Work required
Copy each line below exactly and leave the pictures out.

----------------------------------------

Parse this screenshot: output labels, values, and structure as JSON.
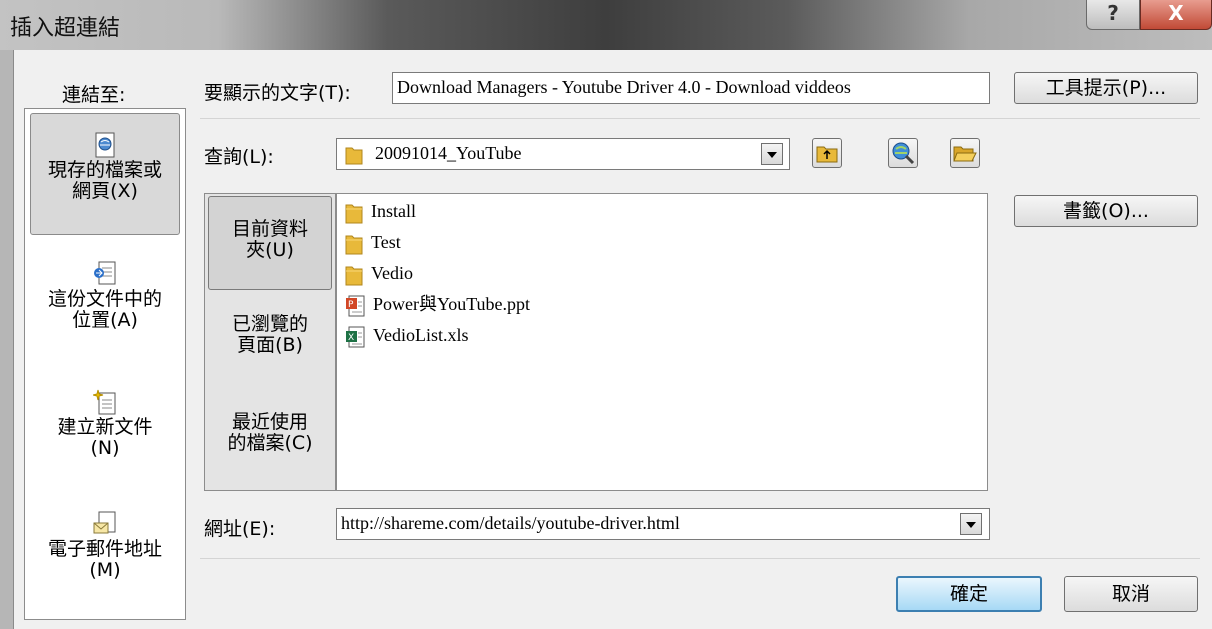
{
  "window": {
    "title": "插入超連結",
    "help_label": "?",
    "close_label": "X"
  },
  "link_to": {
    "label": "連結至:",
    "items": [
      {
        "line1": "現存的檔案或",
        "line2": "網頁(X)",
        "icon": "web-page-icon",
        "selected": true
      },
      {
        "line1": "這份文件中的",
        "line2": "位置(A)",
        "icon": "document-place-icon",
        "selected": false
      },
      {
        "line1": "建立新文件",
        "line2": "(N)",
        "icon": "new-document-icon",
        "selected": false
      },
      {
        "line1": "電子郵件地址",
        "line2": "(M)",
        "icon": "email-icon",
        "selected": false
      }
    ]
  },
  "display_text": {
    "label": "要顯示的文字(T):",
    "value": "Download Managers - Youtube Driver 4.0 - Download viddeos"
  },
  "screentip_button": "工具提示(P)...",
  "look_in": {
    "label": "查詢(L):",
    "value": "20091014_YouTube"
  },
  "folder_tabs": [
    {
      "line1": "目前資料",
      "line2": "夾(U)",
      "selected": true
    },
    {
      "line1": "已瀏覽的",
      "line2": "頁面(B)",
      "selected": false
    },
    {
      "line1": "最近使用",
      "line2": "的檔案(C)",
      "selected": false
    }
  ],
  "files": [
    {
      "name": "Install",
      "icon": "folder-icon"
    },
    {
      "name": "Test",
      "icon": "folder-icon"
    },
    {
      "name": "Vedio",
      "icon": "folder-icon"
    },
    {
      "name": "Power與YouTube.ppt",
      "icon": "powerpoint-file-icon"
    },
    {
      "name": "VedioList.xls",
      "icon": "excel-file-icon"
    }
  ],
  "bookmark_button": "書籤(O)...",
  "address": {
    "label": "網址(E):",
    "value": "http://shareme.com/details/youtube-driver.html"
  },
  "ok_button": "確定",
  "cancel_button": "取消",
  "colors": {
    "selected_bg": "#d9d9d9",
    "default_button_border": "#3c7fb1",
    "close_button": "#c14a36"
  }
}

----------------------------------------

Task response
Parse this screenshot: output labels, values, and structure as JSON.
{
  "window": {
    "title": "插入超連結",
    "help_label": "?",
    "close_label": "X"
  },
  "link_to": {
    "label": "連結至:",
    "items": [
      {
        "line1": "現存的檔案或",
        "line2": "網頁(X)",
        "icon": "web-page-icon",
        "selected": true
      },
      {
        "line1": "這份文件中的",
        "line2": "位置(A)",
        "icon": "document-place-icon",
        "selected": false
      },
      {
        "line1": "建立新文件",
        "line2": "(N)",
        "icon": "new-document-icon",
        "selected": false
      },
      {
        "line1": "電子郵件地址",
        "line2": "(M)",
        "icon": "email-icon",
        "selected": false
      }
    ]
  },
  "display_text": {
    "label": "要顯示的文字(T):",
    "value": "Download Managers - Youtube Driver 4.0 - Download viddeos"
  },
  "screentip_button": "工具提示(P)...",
  "look_in": {
    "label": "查詢(L):",
    "value": "20091014_YouTube"
  },
  "folder_tabs": [
    {
      "line1": "目前資料",
      "line2": "夾(U)",
      "selected": true
    },
    {
      "line1": "已瀏覽的",
      "line2": "頁面(B)",
      "selected": false
    },
    {
      "line1": "最近使用",
      "line2": "的檔案(C)",
      "selected": false
    }
  ],
  "files": [
    {
      "name": "Install",
      "icon": "folder-icon"
    },
    {
      "name": "Test",
      "icon": "folder-icon"
    },
    {
      "name": "Vedio",
      "icon": "folder-icon"
    },
    {
      "name": "Power與YouTube.ppt",
      "icon": "powerpoint-file-icon"
    },
    {
      "name": "VedioList.xls",
      "icon": "excel-file-icon"
    }
  ],
  "bookmark_button": "書籤(O)...",
  "address": {
    "label": "網址(E):",
    "value": "http://shareme.com/details/youtube-driver.html"
  },
  "ok_button": "確定",
  "cancel_button": "取消",
  "colors": {
    "selected_bg": "#d9d9d9",
    "default_button_border": "#3c7fb1",
    "close_button": "#c14a36"
  }
}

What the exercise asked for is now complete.